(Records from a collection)
####

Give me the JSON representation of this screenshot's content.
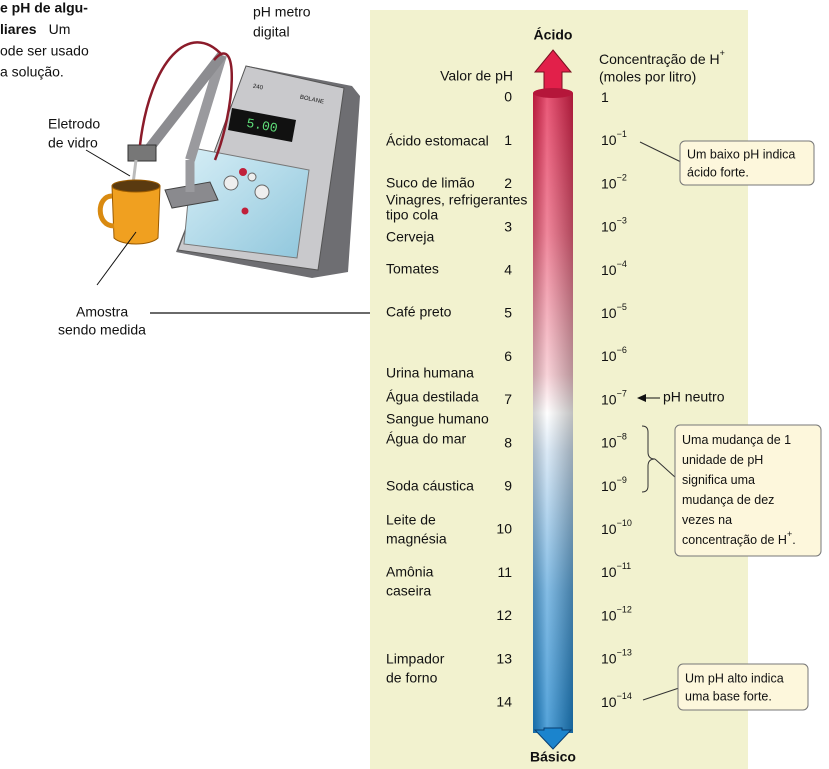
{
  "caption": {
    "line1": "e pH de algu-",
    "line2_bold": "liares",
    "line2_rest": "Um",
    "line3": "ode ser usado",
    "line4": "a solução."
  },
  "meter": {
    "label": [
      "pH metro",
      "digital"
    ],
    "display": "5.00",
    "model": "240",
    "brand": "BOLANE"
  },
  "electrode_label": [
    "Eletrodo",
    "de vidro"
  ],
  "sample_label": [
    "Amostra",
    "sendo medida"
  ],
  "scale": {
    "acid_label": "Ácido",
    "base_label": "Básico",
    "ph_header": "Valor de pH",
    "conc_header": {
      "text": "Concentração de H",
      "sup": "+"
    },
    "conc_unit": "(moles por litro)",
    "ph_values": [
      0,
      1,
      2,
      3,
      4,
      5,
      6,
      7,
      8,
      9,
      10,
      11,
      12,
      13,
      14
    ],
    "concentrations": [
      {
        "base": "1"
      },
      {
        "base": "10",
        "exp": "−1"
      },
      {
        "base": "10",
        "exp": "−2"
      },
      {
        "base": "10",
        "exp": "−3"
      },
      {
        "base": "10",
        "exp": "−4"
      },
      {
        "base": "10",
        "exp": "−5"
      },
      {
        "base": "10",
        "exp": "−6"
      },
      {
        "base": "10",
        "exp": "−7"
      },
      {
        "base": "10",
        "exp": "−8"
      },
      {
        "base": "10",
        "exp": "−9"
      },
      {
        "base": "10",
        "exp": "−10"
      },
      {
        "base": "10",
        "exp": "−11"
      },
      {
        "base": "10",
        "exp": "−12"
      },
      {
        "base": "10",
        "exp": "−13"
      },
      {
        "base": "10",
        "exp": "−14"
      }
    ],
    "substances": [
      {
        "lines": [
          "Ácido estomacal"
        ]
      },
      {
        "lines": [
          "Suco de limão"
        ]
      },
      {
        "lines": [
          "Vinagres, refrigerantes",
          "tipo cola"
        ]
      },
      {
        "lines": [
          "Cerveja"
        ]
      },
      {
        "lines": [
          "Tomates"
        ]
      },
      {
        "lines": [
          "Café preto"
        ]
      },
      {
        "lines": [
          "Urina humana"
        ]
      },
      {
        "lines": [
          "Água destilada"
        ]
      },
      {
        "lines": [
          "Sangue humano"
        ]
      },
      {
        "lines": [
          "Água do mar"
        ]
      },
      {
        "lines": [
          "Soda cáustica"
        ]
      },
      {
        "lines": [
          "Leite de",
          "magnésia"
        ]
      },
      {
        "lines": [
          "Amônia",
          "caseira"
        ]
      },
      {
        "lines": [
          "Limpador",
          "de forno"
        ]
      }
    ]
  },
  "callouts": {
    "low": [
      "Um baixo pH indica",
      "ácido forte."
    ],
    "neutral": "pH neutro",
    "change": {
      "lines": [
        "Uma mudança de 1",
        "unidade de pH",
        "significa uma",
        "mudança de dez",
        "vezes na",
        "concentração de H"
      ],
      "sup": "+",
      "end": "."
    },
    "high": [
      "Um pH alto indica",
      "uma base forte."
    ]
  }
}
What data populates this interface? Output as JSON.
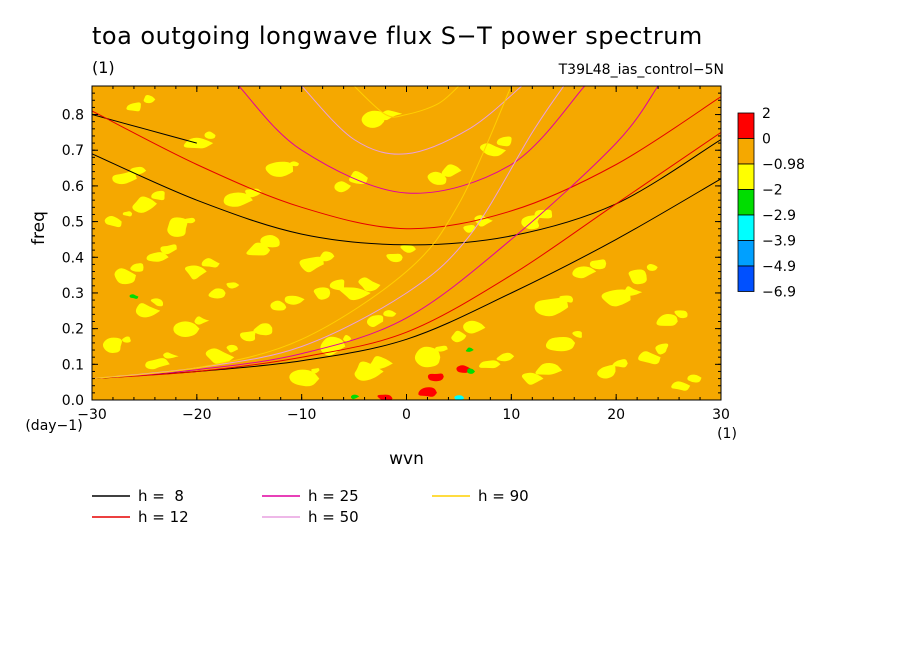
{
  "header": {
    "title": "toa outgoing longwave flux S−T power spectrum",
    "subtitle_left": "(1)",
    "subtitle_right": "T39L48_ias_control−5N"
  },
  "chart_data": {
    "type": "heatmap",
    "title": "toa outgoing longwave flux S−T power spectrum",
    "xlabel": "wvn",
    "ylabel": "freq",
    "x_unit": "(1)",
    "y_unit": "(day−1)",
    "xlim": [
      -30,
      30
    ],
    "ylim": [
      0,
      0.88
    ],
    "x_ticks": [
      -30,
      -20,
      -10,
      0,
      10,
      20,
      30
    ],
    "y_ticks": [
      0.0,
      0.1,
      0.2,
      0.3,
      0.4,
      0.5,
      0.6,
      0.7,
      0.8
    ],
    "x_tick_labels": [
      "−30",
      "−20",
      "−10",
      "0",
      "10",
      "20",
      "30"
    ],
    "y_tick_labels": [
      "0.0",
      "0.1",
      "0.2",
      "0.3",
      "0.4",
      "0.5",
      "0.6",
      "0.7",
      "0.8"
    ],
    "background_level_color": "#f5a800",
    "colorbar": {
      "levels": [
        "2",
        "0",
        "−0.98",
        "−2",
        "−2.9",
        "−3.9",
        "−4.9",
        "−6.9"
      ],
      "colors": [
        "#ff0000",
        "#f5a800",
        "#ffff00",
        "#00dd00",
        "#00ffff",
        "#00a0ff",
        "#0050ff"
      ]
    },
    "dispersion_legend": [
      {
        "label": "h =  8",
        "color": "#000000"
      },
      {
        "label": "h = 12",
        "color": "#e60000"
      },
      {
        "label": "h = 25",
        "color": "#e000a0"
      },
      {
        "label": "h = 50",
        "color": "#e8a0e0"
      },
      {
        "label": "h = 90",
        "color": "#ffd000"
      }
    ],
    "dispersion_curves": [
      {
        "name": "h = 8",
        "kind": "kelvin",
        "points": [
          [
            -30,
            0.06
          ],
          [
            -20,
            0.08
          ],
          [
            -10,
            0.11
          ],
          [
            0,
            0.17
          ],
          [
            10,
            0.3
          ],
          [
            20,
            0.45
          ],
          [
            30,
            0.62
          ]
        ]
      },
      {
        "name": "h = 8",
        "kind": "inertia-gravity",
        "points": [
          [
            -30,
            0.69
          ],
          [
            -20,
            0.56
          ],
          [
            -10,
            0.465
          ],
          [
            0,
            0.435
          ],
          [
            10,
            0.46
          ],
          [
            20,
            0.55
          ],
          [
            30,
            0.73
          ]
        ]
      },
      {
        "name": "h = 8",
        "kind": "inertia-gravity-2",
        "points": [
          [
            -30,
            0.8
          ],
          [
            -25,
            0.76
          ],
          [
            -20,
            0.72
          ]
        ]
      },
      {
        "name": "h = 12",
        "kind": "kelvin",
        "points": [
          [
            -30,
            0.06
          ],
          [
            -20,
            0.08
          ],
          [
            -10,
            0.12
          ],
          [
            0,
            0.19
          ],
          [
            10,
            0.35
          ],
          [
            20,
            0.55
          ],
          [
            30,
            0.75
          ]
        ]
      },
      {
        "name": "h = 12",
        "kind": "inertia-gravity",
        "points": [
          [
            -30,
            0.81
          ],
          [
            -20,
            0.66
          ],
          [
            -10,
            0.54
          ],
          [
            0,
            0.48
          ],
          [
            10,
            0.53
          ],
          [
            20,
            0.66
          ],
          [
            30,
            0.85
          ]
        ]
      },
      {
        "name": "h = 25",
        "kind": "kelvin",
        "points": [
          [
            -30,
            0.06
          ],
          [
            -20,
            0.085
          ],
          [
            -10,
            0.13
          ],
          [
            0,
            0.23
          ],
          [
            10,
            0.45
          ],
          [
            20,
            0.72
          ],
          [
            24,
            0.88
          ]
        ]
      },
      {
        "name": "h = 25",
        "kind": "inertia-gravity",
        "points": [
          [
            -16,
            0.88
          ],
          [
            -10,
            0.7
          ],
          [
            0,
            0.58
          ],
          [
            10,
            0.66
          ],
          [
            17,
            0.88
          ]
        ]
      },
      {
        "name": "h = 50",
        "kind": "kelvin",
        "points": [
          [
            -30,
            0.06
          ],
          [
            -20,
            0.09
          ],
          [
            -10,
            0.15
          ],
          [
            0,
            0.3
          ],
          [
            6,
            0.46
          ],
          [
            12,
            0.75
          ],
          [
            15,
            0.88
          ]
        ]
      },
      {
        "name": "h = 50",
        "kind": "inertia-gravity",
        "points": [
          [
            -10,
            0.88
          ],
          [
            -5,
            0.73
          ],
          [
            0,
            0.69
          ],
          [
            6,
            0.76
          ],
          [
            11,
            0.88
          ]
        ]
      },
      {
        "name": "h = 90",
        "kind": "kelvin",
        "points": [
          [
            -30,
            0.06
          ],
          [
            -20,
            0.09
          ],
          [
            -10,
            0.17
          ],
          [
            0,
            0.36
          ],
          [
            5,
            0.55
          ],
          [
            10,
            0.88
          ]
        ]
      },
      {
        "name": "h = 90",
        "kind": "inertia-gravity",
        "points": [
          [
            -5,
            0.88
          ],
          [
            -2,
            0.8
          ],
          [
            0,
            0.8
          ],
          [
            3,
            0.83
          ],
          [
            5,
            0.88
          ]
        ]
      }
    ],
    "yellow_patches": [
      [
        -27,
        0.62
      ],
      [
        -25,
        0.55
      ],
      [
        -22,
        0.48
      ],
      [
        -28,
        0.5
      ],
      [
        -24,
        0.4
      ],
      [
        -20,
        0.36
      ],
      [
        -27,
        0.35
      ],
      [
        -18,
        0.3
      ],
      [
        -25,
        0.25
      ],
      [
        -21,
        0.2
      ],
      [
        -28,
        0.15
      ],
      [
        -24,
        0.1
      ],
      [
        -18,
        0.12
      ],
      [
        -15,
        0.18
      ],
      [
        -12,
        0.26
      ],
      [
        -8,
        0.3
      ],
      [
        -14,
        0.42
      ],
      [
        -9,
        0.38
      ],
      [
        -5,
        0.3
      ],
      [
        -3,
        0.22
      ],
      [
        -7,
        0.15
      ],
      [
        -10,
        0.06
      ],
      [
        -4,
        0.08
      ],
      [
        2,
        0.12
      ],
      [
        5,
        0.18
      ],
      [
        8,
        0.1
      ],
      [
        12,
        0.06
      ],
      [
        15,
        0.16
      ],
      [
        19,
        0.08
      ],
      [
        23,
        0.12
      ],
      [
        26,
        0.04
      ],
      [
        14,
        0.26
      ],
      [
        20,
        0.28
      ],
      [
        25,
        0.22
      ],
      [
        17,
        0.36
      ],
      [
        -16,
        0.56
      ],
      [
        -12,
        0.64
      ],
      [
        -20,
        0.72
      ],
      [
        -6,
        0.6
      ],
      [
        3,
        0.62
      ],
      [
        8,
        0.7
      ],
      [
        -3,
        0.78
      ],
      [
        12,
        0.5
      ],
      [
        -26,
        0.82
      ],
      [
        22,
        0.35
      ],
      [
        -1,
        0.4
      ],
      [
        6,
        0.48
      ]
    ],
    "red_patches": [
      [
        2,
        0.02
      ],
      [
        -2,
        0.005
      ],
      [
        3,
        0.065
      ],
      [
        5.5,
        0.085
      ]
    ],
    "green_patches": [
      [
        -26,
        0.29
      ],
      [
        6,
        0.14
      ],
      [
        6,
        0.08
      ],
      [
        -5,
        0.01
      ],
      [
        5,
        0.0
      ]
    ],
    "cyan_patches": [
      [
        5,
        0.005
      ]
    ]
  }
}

####

_WHAT THIS TASK INVOLVES:_
Find the lines above that contain the word "JSON" and collect them.

_RESULT OF THE EXERCISE:_
Give me the JSON representation of this screenshot's content.
What data populates this interface? Output as JSON.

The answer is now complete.